RECORDS FOR THIS EXERCISE
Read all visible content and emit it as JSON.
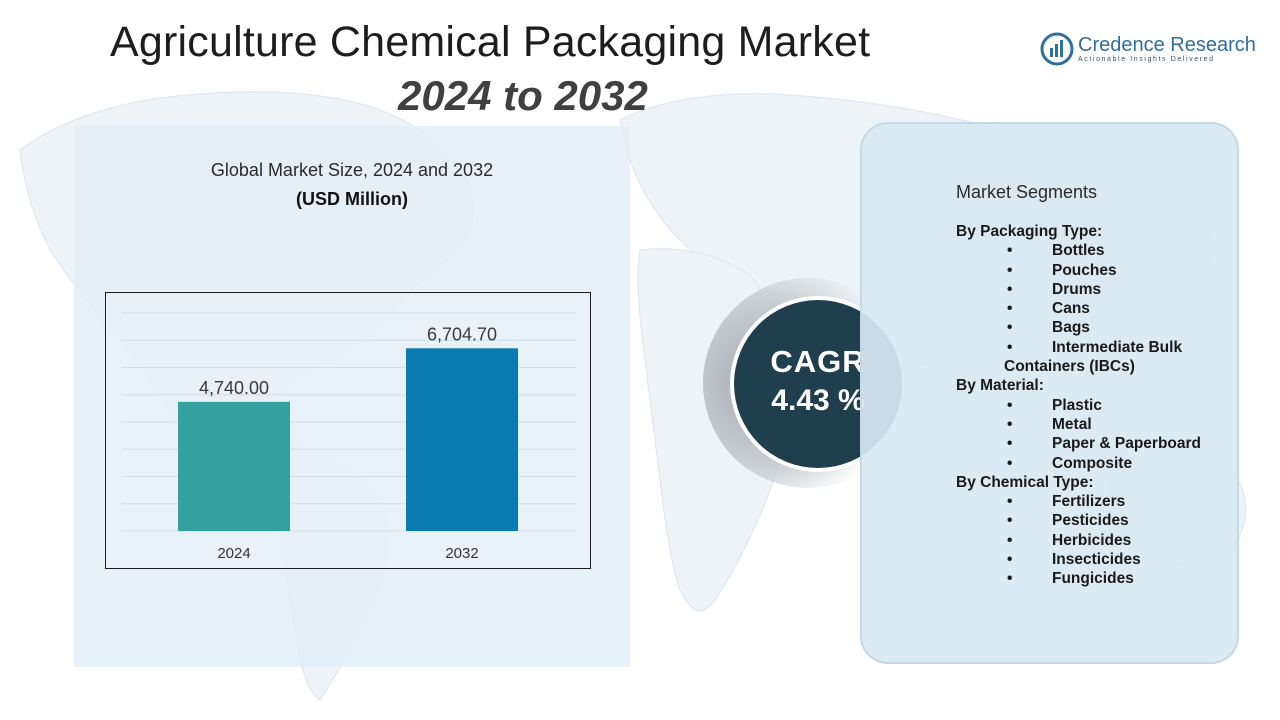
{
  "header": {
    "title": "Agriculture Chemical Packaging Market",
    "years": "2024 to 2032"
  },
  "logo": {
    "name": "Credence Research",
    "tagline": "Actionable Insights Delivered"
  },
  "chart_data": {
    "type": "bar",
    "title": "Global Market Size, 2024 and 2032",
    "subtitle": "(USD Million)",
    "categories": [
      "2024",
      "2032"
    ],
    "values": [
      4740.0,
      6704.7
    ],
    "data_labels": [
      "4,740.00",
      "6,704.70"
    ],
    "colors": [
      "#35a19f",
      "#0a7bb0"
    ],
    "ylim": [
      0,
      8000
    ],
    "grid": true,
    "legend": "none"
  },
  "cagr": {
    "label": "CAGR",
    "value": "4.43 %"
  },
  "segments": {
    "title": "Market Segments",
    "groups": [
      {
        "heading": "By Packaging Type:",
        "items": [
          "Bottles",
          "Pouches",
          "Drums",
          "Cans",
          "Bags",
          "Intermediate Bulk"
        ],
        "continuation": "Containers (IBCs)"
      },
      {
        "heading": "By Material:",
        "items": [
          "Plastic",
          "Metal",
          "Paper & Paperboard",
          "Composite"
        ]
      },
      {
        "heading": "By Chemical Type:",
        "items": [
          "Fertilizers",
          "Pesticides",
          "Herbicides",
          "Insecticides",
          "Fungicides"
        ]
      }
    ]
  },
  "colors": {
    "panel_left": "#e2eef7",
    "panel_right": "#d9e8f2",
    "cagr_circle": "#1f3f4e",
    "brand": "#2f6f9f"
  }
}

* * *

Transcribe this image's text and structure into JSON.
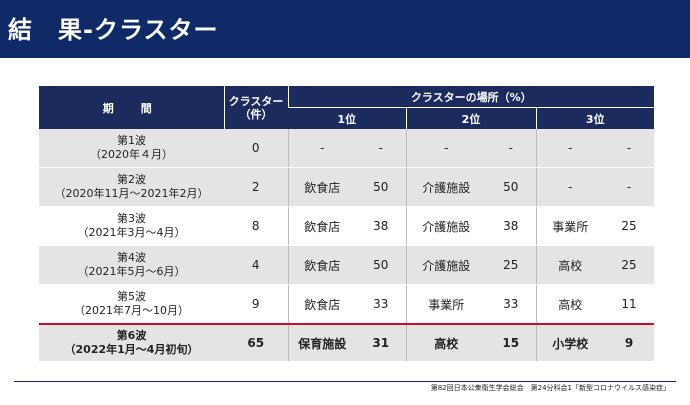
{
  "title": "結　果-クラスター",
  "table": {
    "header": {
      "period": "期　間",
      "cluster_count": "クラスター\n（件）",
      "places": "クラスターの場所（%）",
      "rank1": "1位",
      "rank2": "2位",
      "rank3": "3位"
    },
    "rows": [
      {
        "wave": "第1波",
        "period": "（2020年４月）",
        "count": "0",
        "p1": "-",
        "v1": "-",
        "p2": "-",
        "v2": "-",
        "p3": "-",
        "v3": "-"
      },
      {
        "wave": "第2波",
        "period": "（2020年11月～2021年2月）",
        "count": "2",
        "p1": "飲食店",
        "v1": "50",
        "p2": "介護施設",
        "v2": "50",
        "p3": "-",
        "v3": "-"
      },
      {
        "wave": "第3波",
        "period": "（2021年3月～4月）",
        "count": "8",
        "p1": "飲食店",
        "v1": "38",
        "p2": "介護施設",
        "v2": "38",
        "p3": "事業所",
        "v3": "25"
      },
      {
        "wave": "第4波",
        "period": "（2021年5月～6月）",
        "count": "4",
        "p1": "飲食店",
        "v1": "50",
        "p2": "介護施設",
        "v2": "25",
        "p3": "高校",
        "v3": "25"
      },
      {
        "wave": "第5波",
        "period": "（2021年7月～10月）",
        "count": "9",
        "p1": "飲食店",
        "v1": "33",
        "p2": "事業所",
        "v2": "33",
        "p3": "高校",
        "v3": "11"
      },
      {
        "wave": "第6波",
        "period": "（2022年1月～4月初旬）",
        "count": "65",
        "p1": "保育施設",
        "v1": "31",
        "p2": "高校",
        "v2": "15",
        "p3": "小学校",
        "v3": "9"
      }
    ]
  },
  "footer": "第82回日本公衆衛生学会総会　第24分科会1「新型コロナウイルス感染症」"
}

PROBLEM DETAILS
Read the entries above, then pull out the lines that include "Market".

RESULT OF THIS TASK
    "title": "Agriculture Chemical Packaging Market",
    "title": "Global Market Size, 2024 and 2032",
    "title": "Market Segments",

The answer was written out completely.